| To do |
Transcribe the records below exactly.
## BEGIN Extracted entries
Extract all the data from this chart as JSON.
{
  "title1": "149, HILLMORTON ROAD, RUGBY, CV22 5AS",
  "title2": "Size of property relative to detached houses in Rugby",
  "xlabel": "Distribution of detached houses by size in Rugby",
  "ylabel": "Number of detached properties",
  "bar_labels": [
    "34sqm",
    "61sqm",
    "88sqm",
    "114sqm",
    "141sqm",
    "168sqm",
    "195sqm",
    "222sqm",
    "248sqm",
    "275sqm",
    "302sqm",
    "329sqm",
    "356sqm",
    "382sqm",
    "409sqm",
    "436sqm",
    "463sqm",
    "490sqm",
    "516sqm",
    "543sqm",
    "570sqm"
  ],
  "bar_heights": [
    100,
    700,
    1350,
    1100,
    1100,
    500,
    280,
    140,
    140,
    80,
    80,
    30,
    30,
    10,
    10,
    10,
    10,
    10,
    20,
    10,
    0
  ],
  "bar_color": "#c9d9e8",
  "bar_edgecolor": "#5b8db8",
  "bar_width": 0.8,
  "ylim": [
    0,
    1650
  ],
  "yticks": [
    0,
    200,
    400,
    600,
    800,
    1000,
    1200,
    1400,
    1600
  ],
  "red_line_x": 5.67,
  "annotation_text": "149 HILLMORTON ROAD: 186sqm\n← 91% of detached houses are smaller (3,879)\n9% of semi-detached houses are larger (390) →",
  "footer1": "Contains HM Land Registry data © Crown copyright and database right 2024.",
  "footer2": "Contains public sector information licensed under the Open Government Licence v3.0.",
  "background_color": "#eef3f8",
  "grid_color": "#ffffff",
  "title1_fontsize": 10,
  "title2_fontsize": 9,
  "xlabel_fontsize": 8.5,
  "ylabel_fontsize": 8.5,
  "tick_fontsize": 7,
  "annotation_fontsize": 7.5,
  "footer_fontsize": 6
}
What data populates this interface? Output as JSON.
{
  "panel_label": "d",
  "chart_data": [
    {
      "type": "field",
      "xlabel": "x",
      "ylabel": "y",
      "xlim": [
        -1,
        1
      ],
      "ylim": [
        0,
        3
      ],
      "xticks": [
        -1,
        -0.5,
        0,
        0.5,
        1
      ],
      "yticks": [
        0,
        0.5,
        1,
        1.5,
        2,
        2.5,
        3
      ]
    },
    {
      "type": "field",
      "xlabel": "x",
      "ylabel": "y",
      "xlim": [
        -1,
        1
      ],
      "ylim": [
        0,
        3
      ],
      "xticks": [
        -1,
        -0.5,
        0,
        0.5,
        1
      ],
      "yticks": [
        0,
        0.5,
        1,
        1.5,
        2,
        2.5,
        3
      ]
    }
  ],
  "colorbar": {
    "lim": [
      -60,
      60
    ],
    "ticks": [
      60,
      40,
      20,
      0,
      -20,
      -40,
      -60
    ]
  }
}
## END Extracted entries
| Task answer |
Extract all the data from this chart as JSON.
{
  "title1": "149, HILLMORTON ROAD, RUGBY, CV22 5AS",
  "title2": "Size of property relative to detached houses in Rugby",
  "xlabel": "Distribution of detached houses by size in Rugby",
  "ylabel": "Number of detached properties",
  "bar_labels": [
    "34sqm",
    "61sqm",
    "88sqm",
    "114sqm",
    "141sqm",
    "168sqm",
    "195sqm",
    "222sqm",
    "248sqm",
    "275sqm",
    "302sqm",
    "329sqm",
    "356sqm",
    "382sqm",
    "409sqm",
    "436sqm",
    "463sqm",
    "490sqm",
    "516sqm",
    "543sqm",
    "570sqm"
  ],
  "bar_heights": [
    100,
    700,
    1350,
    1100,
    1100,
    500,
    280,
    140,
    140,
    80,
    80,
    30,
    30,
    10,
    10,
    10,
    10,
    10,
    20,
    10,
    0
  ],
  "bar_color": "#c9d9e8",
  "bar_edgecolor": "#5b8db8",
  "bar_width": 0.8,
  "ylim": [
    0,
    1650
  ],
  "yticks": [
    0,
    200,
    400,
    600,
    800,
    1000,
    1200,
    1400,
    1600
  ],
  "red_line_x": 5.67,
  "annotation_text": "149 HILLMORTON ROAD: 186sqm\n← 91% of detached houses are smaller (3,879)\n9% of semi-detached houses are larger (390) →",
  "footer1": "Contains HM Land Registry data © Crown copyright and database right 2024.",
  "footer2": "Contains public sector information licensed under the Open Government Licence v3.0.",
  "background_color": "#eef3f8",
  "grid_color": "#ffffff",
  "title1_fontsize": 10,
  "title2_fontsize": 9,
  "xlabel_fontsize": 8.5,
  "ylabel_fontsize": 8.5,
  "tick_fontsize": 7,
  "annotation_fontsize": 7.5,
  "footer_fontsize": 6
}
What data populates this interface? Output as JSON.
{
  "panel_label": "d",
  "chart_data": [
    {
      "type": "field",
      "xlabel": "x",
      "ylabel": "y",
      "xlim": [
        -1,
        1
      ],
      "ylim": [
        0,
        3
      ],
      "xticks": [
        -1,
        -0.5,
        0,
        0.5,
        1
      ],
      "yticks": [
        0,
        0.5,
        1,
        1.5,
        2,
        2.5,
        3
      ]
    },
    {
      "type": "field",
      "xlabel": "x",
      "ylabel": "y",
      "xlim": [
        -1,
        1
      ],
      "ylim": [
        0,
        3
      ],
      "xticks": [
        -1,
        -0.5,
        0,
        0.5,
        1
      ],
      "yticks": [
        0,
        0.5,
        1,
        1.5,
        2,
        2.5,
        3
      ]
    }
  ],
  "colorbar": {
    "lim": [
      -60,
      60
    ],
    "ticks": [
      60,
      40,
      20,
      0,
      -20,
      -40,
      -60
    ]
  }
}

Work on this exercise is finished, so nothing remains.